EXERCISE DETAILS:
Check each line of the listing below for the string "Command", and give only how many lines hold it.

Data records
▬▬▬▬▬▬▬▬▬▬

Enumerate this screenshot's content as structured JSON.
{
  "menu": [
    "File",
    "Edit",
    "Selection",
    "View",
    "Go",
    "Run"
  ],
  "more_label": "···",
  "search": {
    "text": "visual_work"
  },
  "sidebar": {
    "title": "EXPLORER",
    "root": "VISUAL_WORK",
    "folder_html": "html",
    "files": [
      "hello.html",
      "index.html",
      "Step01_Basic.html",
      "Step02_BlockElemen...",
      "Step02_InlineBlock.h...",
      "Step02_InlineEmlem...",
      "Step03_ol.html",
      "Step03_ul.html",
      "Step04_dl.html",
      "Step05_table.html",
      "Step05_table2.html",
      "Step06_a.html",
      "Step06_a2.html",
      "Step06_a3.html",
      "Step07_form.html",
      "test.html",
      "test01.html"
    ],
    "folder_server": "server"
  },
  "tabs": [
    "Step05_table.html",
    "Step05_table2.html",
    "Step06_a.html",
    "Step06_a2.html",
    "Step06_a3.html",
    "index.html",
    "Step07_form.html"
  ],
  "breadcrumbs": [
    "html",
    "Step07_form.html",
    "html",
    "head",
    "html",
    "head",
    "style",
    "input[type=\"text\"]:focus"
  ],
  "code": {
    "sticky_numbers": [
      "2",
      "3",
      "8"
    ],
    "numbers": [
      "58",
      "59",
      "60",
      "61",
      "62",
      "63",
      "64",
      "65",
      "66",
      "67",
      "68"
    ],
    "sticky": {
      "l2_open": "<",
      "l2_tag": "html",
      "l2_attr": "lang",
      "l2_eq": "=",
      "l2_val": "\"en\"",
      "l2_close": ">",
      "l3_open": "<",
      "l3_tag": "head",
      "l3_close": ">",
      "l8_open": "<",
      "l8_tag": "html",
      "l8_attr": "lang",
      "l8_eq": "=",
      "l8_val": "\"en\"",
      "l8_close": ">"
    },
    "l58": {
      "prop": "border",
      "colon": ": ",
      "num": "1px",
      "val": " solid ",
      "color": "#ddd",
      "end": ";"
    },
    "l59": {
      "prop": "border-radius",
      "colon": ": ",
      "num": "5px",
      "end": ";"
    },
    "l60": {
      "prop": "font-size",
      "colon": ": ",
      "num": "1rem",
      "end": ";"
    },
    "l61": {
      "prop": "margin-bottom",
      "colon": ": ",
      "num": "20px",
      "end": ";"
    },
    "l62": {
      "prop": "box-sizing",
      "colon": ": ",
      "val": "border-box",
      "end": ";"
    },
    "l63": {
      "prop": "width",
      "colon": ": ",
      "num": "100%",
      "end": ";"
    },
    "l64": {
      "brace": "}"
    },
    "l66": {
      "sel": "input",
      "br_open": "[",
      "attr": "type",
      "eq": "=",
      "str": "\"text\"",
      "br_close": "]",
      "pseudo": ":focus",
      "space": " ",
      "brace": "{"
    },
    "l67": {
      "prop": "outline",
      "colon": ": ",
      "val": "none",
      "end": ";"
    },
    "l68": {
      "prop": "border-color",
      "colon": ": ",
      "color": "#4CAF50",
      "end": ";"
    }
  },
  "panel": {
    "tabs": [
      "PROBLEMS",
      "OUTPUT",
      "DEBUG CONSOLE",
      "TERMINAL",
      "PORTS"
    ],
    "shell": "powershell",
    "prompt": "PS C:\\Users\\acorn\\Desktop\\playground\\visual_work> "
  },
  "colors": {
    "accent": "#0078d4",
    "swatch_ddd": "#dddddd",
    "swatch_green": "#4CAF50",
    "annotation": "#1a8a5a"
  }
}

▬▬▬▬▬▬▬▬▬▬

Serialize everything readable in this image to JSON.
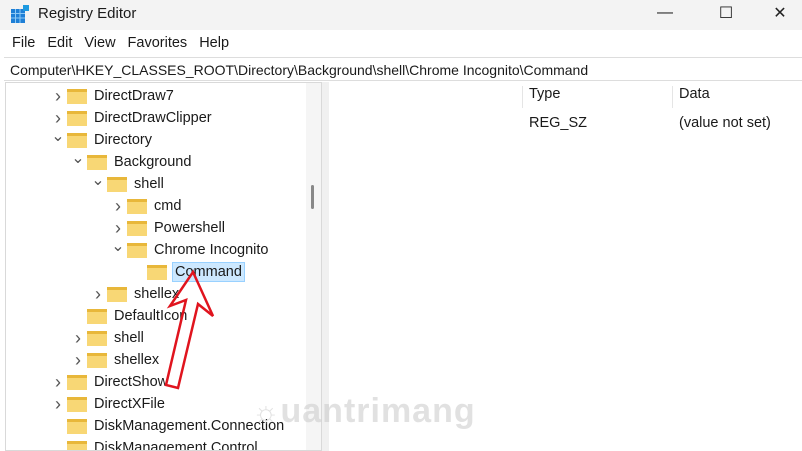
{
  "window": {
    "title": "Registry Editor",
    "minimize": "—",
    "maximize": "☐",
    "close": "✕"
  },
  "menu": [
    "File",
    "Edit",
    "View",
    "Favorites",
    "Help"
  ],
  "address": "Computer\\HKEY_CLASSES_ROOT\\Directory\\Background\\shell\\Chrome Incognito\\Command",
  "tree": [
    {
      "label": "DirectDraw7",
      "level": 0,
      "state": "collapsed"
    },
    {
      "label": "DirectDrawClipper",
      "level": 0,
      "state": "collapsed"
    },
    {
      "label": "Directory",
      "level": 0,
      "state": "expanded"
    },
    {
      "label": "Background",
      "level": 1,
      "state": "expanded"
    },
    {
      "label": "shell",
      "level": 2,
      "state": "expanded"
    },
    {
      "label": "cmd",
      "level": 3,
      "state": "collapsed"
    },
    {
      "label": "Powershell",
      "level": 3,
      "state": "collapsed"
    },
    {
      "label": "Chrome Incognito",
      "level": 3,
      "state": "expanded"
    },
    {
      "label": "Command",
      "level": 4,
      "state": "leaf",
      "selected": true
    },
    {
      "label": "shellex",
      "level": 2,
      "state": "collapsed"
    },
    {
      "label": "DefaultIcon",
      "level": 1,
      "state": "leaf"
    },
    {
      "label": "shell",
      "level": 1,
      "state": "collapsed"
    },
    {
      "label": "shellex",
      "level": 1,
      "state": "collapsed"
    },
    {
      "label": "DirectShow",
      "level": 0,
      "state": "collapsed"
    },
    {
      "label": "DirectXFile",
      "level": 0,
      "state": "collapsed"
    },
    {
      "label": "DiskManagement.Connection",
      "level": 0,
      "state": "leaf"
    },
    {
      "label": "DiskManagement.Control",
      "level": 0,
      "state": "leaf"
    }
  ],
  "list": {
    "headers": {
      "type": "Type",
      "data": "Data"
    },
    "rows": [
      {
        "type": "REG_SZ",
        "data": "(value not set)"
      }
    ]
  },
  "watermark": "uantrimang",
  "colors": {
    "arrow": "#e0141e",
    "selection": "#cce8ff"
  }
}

▬▬▬▬▬▬▬▬▬▬

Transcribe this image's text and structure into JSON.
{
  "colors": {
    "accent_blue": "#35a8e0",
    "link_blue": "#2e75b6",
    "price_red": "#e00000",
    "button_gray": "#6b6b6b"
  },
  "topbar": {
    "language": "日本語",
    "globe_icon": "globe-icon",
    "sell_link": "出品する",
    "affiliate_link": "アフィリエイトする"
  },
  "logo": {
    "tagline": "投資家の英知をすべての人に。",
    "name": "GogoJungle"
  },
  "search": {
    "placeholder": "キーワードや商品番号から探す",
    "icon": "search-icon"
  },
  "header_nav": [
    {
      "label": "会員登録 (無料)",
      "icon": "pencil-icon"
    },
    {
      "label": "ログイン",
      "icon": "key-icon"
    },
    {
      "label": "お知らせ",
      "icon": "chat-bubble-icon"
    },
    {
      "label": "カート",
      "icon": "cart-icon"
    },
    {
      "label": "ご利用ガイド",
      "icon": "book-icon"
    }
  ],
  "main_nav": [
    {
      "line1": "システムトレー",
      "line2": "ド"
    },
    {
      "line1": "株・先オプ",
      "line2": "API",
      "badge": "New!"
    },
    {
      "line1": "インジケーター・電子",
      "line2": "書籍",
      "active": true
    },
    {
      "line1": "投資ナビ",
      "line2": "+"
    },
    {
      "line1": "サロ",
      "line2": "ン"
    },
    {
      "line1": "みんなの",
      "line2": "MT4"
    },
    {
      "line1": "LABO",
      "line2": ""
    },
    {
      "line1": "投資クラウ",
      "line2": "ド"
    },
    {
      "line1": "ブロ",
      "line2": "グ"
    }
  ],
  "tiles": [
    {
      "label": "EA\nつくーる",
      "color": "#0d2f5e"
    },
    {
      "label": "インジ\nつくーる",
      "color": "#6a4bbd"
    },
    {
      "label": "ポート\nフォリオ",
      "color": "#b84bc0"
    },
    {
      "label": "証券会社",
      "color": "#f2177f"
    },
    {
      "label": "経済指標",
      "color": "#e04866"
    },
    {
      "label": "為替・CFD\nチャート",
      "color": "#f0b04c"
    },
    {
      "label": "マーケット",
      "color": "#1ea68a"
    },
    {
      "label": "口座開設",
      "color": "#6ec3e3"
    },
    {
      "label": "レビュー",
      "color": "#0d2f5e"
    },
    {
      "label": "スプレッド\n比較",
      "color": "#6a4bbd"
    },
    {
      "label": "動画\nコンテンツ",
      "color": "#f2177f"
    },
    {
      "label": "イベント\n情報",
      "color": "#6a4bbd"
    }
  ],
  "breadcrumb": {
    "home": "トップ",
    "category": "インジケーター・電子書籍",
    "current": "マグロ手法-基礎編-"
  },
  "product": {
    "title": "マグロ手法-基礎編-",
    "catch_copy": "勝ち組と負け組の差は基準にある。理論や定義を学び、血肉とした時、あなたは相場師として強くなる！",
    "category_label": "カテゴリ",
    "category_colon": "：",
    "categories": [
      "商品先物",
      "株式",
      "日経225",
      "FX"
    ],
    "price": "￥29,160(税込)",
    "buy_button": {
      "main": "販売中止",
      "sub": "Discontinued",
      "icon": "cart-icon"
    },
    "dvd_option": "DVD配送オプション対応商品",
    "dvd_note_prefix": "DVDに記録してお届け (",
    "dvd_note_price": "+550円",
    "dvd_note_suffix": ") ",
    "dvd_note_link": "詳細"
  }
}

▬▬▬▬▬▬▬▬▬▬

COMPLETE OUTPUT:
2